Select each line where the word "level" appears.

======== PROVIDED DATA ========

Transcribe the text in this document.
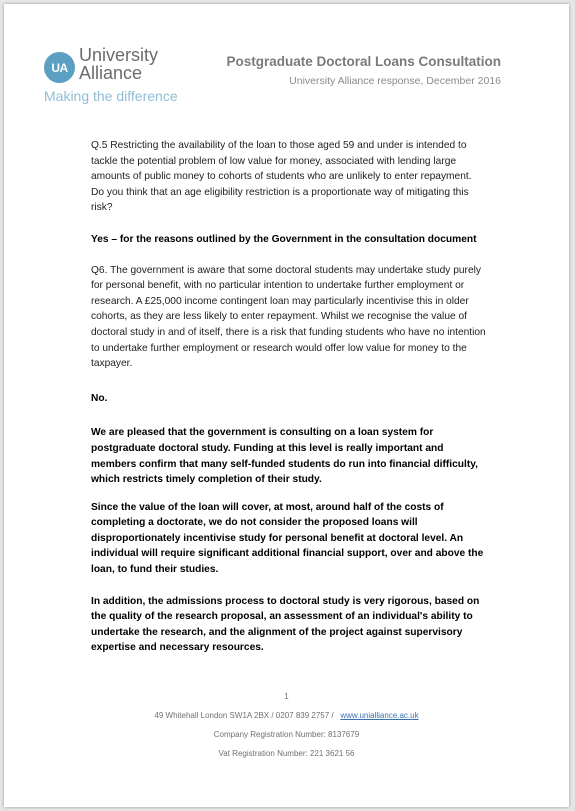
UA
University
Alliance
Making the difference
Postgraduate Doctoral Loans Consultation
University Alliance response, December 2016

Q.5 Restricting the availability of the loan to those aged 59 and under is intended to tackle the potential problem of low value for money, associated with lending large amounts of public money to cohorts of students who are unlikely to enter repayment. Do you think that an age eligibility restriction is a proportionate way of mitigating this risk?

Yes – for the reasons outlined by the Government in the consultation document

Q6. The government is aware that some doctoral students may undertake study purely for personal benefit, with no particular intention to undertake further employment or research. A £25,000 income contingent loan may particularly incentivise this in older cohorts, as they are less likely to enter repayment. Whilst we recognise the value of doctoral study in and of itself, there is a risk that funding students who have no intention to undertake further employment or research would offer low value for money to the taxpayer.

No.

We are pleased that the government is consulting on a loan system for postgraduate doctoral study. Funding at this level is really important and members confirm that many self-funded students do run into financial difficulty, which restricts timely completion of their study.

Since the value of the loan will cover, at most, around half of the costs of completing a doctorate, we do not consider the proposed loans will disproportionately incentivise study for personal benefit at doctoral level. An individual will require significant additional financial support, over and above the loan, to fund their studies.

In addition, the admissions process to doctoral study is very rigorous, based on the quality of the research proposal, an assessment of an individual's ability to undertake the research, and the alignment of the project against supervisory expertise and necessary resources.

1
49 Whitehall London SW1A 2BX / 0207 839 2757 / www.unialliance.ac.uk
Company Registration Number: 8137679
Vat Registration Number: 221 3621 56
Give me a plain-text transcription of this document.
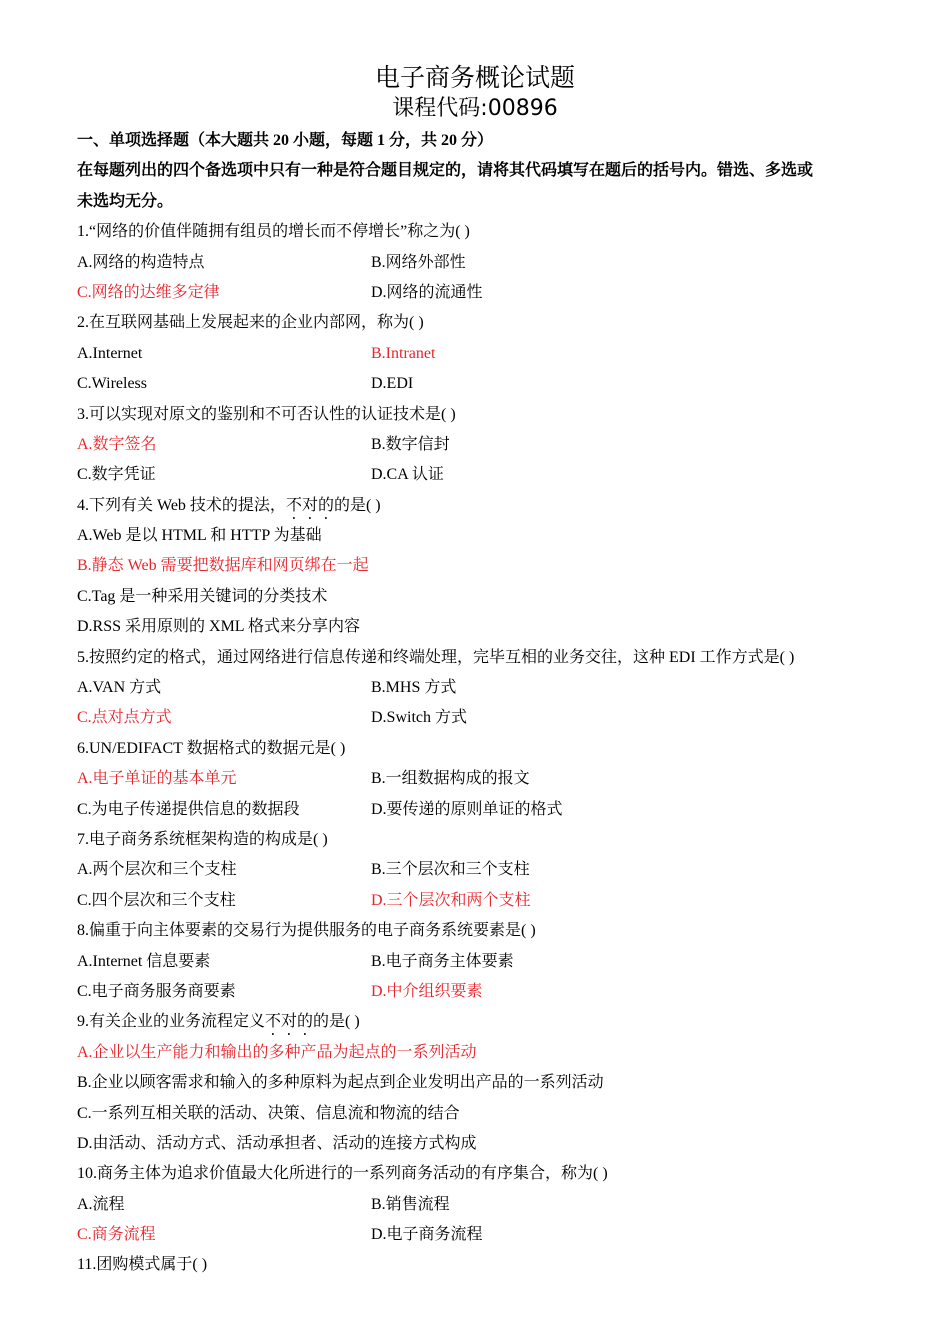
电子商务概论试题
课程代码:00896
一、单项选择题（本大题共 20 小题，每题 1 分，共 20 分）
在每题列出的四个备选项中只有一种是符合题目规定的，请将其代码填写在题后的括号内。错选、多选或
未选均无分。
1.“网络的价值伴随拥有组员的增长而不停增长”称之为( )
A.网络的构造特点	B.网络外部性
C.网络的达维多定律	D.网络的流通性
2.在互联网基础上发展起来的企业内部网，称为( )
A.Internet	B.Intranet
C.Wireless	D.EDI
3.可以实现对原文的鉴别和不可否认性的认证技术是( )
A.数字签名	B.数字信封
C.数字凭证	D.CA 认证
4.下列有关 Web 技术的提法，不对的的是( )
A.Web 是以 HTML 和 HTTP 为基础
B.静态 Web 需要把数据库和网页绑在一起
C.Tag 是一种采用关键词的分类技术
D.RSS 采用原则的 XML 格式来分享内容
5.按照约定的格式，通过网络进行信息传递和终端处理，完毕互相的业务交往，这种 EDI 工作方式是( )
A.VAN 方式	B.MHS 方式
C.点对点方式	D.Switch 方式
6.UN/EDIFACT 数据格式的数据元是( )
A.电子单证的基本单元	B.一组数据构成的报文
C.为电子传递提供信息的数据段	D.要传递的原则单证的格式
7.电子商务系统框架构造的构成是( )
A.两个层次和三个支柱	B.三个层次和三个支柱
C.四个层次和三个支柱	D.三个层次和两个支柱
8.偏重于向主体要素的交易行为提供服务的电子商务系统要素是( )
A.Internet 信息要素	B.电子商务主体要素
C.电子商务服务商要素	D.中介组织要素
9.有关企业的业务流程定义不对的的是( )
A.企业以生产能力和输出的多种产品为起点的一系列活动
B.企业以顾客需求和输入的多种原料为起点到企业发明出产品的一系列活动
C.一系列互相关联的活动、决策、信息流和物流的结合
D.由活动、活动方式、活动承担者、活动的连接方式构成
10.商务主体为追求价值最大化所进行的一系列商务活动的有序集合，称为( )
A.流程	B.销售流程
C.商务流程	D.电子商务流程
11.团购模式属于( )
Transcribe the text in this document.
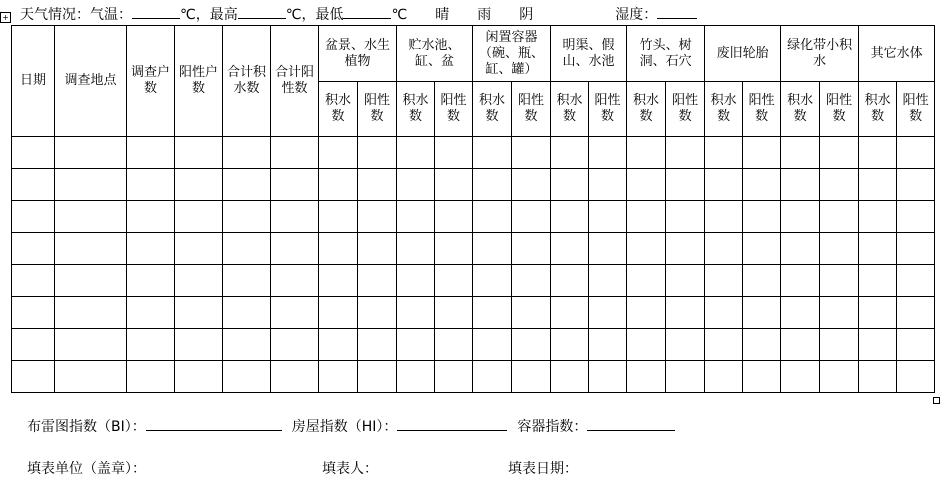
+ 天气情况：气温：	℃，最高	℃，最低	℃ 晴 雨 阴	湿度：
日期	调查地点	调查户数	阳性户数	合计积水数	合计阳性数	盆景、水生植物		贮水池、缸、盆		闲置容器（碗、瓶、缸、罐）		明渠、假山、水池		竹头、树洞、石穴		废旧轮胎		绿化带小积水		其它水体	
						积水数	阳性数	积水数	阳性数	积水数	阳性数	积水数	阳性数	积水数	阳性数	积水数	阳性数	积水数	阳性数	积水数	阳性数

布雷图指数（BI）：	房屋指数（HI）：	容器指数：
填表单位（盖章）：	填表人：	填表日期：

========

● **TASK ANSWER**:
We are pleased that the government is consulting on a loan system for postgraduate doctoral study. Funding at this level is really important and members confirm that many self-funded students do run into financial difficulty, which restricts timely completion of their study.
Since the value of the loan will cover, at most, around half of the costs of completing a doctorate, we do not consider the proposed loans will disproportionately incentivise study for personal benefit at doctoral level. An individual will require significant additional financial support, over and above the loan, to fund their studies.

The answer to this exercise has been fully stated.